Labeled region entries:
**********
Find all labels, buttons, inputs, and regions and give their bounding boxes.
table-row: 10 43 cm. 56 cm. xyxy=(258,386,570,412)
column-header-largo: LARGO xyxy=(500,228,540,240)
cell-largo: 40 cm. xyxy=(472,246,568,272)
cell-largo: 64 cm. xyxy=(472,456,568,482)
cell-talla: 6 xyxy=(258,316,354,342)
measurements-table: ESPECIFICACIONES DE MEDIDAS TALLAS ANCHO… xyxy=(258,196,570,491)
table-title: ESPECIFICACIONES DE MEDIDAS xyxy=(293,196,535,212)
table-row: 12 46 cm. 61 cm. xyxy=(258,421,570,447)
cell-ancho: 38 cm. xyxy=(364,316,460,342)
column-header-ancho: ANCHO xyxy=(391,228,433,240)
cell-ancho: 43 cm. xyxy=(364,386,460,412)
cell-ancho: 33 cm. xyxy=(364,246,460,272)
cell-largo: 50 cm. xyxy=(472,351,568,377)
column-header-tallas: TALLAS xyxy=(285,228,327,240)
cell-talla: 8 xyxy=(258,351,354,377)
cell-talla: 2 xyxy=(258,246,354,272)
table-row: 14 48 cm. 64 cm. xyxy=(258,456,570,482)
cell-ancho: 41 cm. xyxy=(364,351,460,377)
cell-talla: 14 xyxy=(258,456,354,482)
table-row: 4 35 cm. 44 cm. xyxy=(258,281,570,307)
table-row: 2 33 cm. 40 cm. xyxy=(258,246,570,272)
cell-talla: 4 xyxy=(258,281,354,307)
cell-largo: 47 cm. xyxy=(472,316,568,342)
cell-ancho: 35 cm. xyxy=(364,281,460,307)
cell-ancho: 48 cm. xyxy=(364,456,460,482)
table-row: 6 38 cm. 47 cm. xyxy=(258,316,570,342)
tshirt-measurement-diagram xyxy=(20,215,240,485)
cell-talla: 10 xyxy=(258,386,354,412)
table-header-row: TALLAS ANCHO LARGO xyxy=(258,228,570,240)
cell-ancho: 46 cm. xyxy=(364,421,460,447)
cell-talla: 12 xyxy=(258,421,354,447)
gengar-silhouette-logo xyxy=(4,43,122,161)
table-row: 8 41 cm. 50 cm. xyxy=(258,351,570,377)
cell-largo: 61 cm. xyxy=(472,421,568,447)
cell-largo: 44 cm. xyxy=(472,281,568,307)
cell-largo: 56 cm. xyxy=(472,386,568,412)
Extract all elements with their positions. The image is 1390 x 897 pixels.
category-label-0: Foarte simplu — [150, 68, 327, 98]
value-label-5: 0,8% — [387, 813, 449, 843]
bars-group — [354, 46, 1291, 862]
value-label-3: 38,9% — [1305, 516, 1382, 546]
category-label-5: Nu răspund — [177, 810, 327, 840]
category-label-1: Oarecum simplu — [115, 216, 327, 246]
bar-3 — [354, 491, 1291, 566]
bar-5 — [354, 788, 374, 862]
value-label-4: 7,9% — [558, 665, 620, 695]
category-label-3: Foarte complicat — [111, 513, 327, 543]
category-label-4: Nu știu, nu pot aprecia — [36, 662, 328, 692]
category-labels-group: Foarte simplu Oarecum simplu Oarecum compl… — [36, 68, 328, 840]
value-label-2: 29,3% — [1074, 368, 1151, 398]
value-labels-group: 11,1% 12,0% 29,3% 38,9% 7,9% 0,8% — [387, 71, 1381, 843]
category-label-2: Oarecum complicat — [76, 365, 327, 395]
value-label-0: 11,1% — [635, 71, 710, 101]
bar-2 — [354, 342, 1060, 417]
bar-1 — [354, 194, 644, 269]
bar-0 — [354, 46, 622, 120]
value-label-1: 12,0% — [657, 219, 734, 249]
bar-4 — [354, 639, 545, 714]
**********
◆ **Exercise details**:
Copy every line of the records above without any change.

◆ **Result of this task**:
Find all labels, buttons, inputs, and regions and give their bounding boxes.
table-row: 10 43 cm. 56 cm. xyxy=(258,386,570,412)
column-header-largo: LARGO xyxy=(500,228,540,240)
cell-largo: 40 cm. xyxy=(472,246,568,272)
cell-largo: 64 cm. xyxy=(472,456,568,482)
cell-talla: 6 xyxy=(258,316,354,342)
measurements-table: ESPECIFICACIONES DE MEDIDAS TALLAS ANCHO… xyxy=(258,196,570,491)
table-title: ESPECIFICACIONES DE MEDIDAS xyxy=(293,196,535,212)
table-row: 12 46 cm. 61 cm. xyxy=(258,421,570,447)
cell-ancho: 38 cm. xyxy=(364,316,460,342)
column-header-ancho: ANCHO xyxy=(391,228,433,240)
cell-ancho: 43 cm. xyxy=(364,386,460,412)
cell-ancho: 33 cm. xyxy=(364,246,460,272)
cell-largo: 50 cm. xyxy=(472,351,568,377)
column-header-tallas: TALLAS xyxy=(285,228,327,240)
cell-talla: 8 xyxy=(258,351,354,377)
cell-talla: 2 xyxy=(258,246,354,272)
table-row: 14 48 cm. 64 cm. xyxy=(258,456,570,482)
cell-ancho: 41 cm. xyxy=(364,351,460,377)
cell-talla: 14 xyxy=(258,456,354,482)
table-row: 4 35 cm. 44 cm. xyxy=(258,281,570,307)
table-row: 2 33 cm. 40 cm. xyxy=(258,246,570,272)
cell-talla: 4 xyxy=(258,281,354,307)
cell-largo: 47 cm. xyxy=(472,316,568,342)
cell-ancho: 35 cm. xyxy=(364,281,460,307)
cell-ancho: 48 cm. xyxy=(364,456,460,482)
table-row: 6 38 cm. 47 cm. xyxy=(258,316,570,342)
tshirt-measurement-diagram xyxy=(20,215,240,485)
cell-talla: 10 xyxy=(258,386,354,412)
table-header-row: TALLAS ANCHO LARGO xyxy=(258,228,570,240)
cell-ancho: 46 cm. xyxy=(364,421,460,447)
cell-talla: 12 xyxy=(258,421,354,447)
gengar-silhouette-logo xyxy=(4,43,122,161)
table-row: 8 41 cm. 50 cm. xyxy=(258,351,570,377)
cell-largo: 61 cm. xyxy=(472,421,568,447)
cell-largo: 44 cm. xyxy=(472,281,568,307)
cell-largo: 56 cm. xyxy=(472,386,568,412)
Extract all elements with their positions. The image is 1390 x 897 pixels.
category-label-0: Foarte simplu — [150, 68, 327, 98]
value-label-5: 0,8% — [387, 813, 449, 843]
bars-group — [354, 46, 1291, 862]
value-label-3: 38,9% — [1305, 516, 1382, 546]
category-label-5: Nu răspund — [177, 810, 327, 840]
category-label-1: Oarecum simplu — [115, 216, 327, 246]
bar-3 — [354, 491, 1291, 566]
bar-5 — [354, 788, 374, 862]
value-label-4: 7,9% — [558, 665, 620, 695]
category-label-3: Foarte complicat — [111, 513, 327, 543]
category-label-4: Nu știu, nu pot aprecia — [36, 662, 328, 692]
category-labels-group: Foarte simplu Oarecum simplu Oarecum compl… — [36, 68, 328, 840]
value-label-2: 29,3% — [1074, 368, 1151, 398]
value-labels-group: 11,1% 12,0% 29,3% 38,9% 7,9% 0,8% — [387, 71, 1381, 843]
category-label-2: Oarecum complicat — [76, 365, 327, 395]
value-label-0: 11,1% — [635, 71, 710, 101]
bar-2 — [354, 342, 1060, 417]
bar-1 — [354, 194, 644, 269]
bar-0 — [354, 46, 622, 120]
value-label-1: 12,0% — [657, 219, 734, 249]
bar-4 — [354, 639, 545, 714]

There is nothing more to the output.